DIRECTION: Extract the records below word for word and ignore the images.

Records from a data collection:
········

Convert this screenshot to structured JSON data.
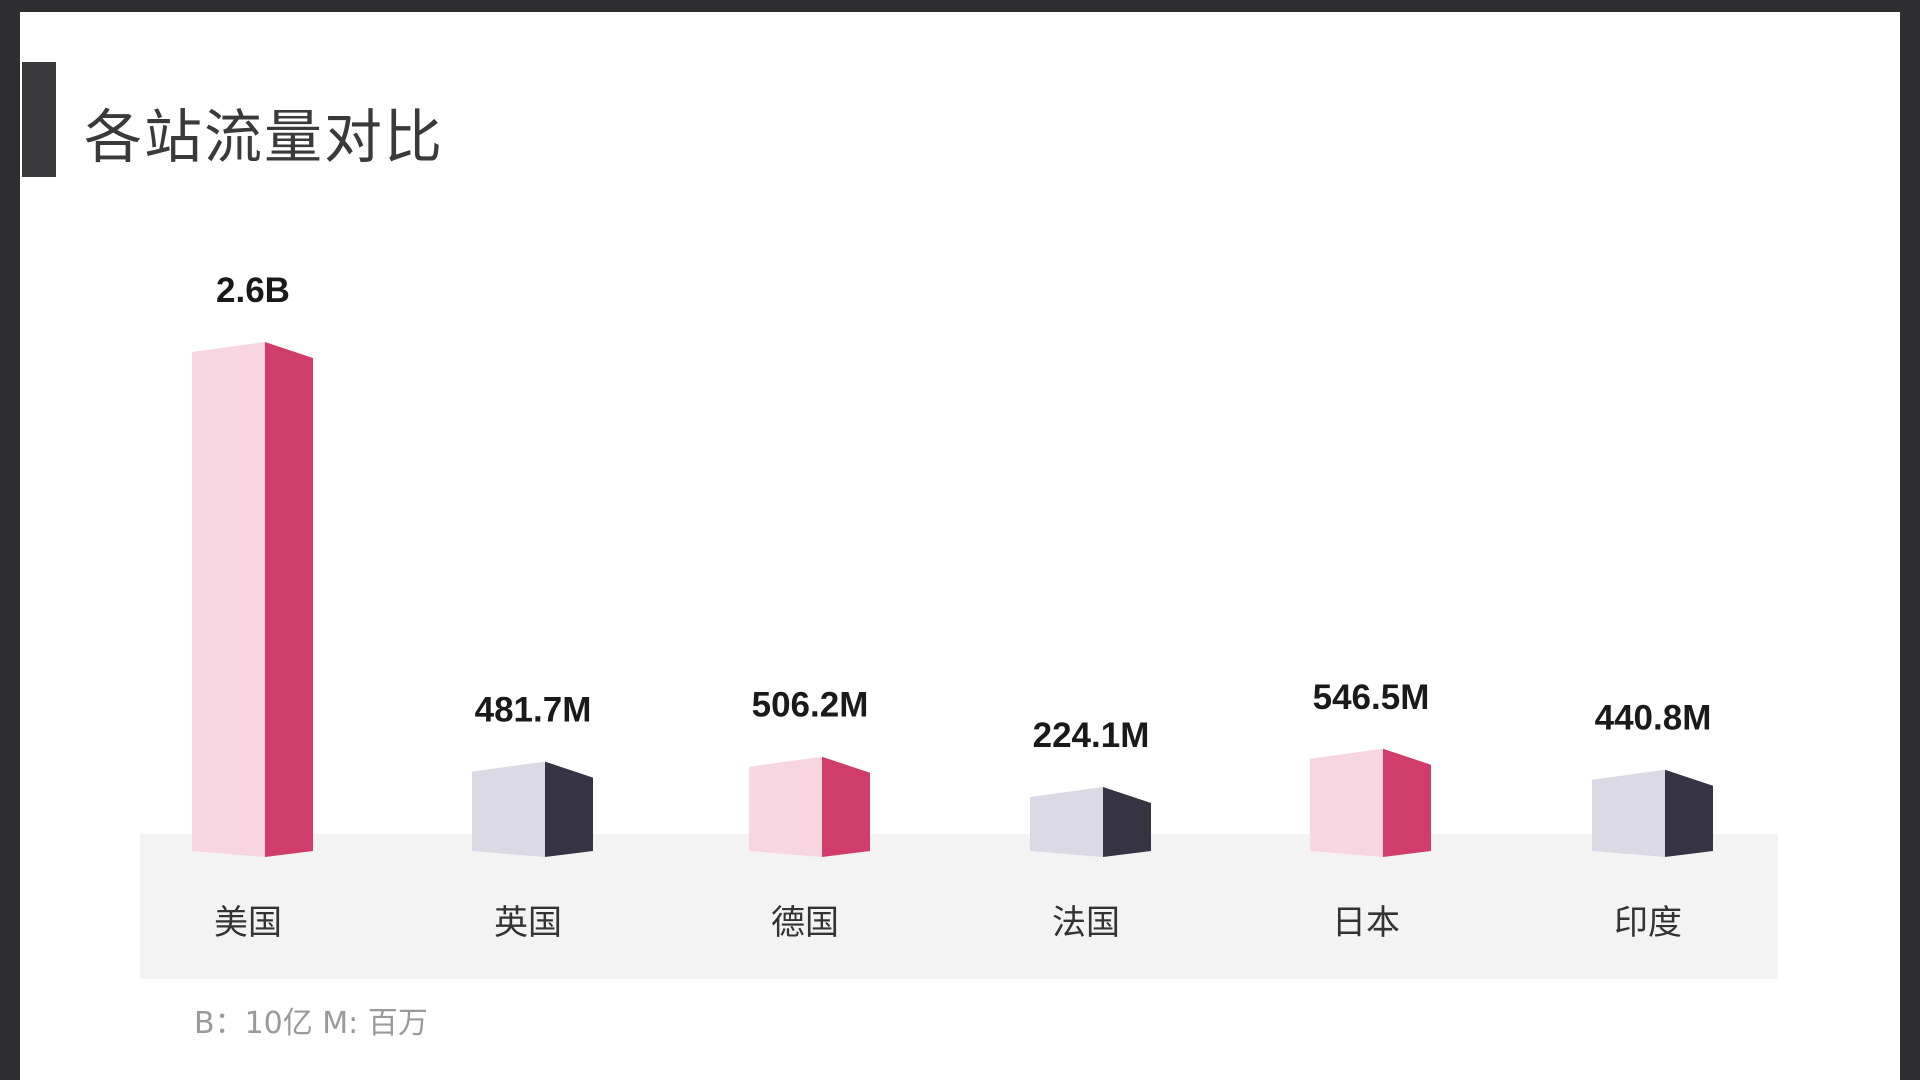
{
  "slide": {
    "title": "各站流量对比",
    "note": "B：10亿  M: 百万"
  },
  "colors": {
    "pink_light": "#f7d6e1",
    "pink_dark": "#d03d6b",
    "gray_light": "#dad9e4",
    "gray_dark": "#363443",
    "floor": "#f3f3f3",
    "accent_bar": "#3a3a3c"
  },
  "chart_data": {
    "type": "bar",
    "title": "各站流量对比",
    "categories": [
      "美国",
      "英国",
      "德国",
      "法国",
      "日本",
      "印度"
    ],
    "values": [
      2600,
      481.7,
      506.2,
      224.1,
      546.5,
      440.8
    ],
    "value_labels": [
      "2.6B",
      "481.7M",
      "506.2M",
      "224.1M",
      "546.5M",
      "440.8M"
    ],
    "bar_styles": [
      "pink",
      "gray",
      "pink",
      "gray",
      "pink",
      "gray"
    ],
    "unit_note": "B：10亿  M: 百万",
    "xlabel": "",
    "ylabel": "",
    "grid": false,
    "legend": "none"
  }
}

········

RESULT OF THE TASK:
Convert this screenshot to structured JSON data.
{
  "slide": {
    "title": "各站流量对比",
    "note": "B：10亿  M: 百万"
  },
  "colors": {
    "pink_light": "#f7d6e1",
    "pink_dark": "#d03d6b",
    "gray_light": "#dad9e4",
    "gray_dark": "#363443",
    "floor": "#f3f3f3",
    "accent_bar": "#3a3a3c"
  },
  "chart_data": {
    "type": "bar",
    "title": "各站流量对比",
    "categories": [
      "美国",
      "英国",
      "德国",
      "法国",
      "日本",
      "印度"
    ],
    "values": [
      2600,
      481.7,
      506.2,
      224.1,
      546.5,
      440.8
    ],
    "value_labels": [
      "2.6B",
      "481.7M",
      "506.2M",
      "224.1M",
      "546.5M",
      "440.8M"
    ],
    "bar_styles": [
      "pink",
      "gray",
      "pink",
      "gray",
      "pink",
      "gray"
    ],
    "unit_note": "B：10亿  M: 百万",
    "xlabel": "",
    "ylabel": "",
    "grid": false,
    "legend": "none"
  }
}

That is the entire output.